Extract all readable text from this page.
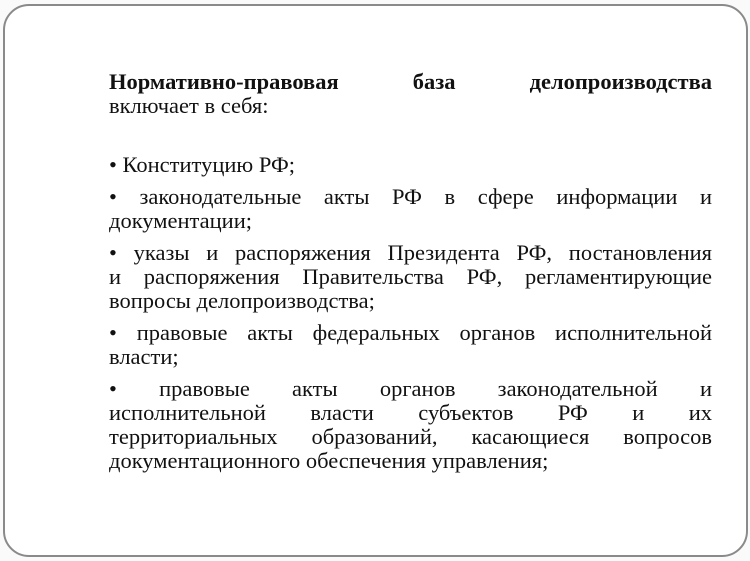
Нормативно-правовая база делопроизводства
включает в себя:

• Конституцию РФ;

• законодательные акты РФ в сфере информации и
документации;

• указы и распоряжения Президента РФ, постановления
и распоряжения Правительства РФ, регламентирующие
вопросы делопроизводства;

• правовые акты федеральных органов исполнительной
власти;

• правовые акты органов законодательной и
исполнительной власти субъектов РФ и их
территориальных образований, касающиеся вопросов
документационного обеспечения управления;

**Challenge:** Print the records above exactly as they stand, but leave out the pictures.

**Exercise output:**
Extract all readable text from this page.
Нормативно-правовая база делопроизводства
включает в себя:

• Конституцию РФ;

• законодательные акты РФ в сфере информации и
документации;

• указы и распоряжения Президента РФ, постановления
и распоряжения Правительства РФ, регламентирующие
вопросы делопроизводства;

• правовые акты федеральных органов исполнительной
власти;

• правовые акты органов законодательной и
исполнительной власти субъектов РФ и их
территориальных образований, касающиеся вопросов
документационного обеспечения управления;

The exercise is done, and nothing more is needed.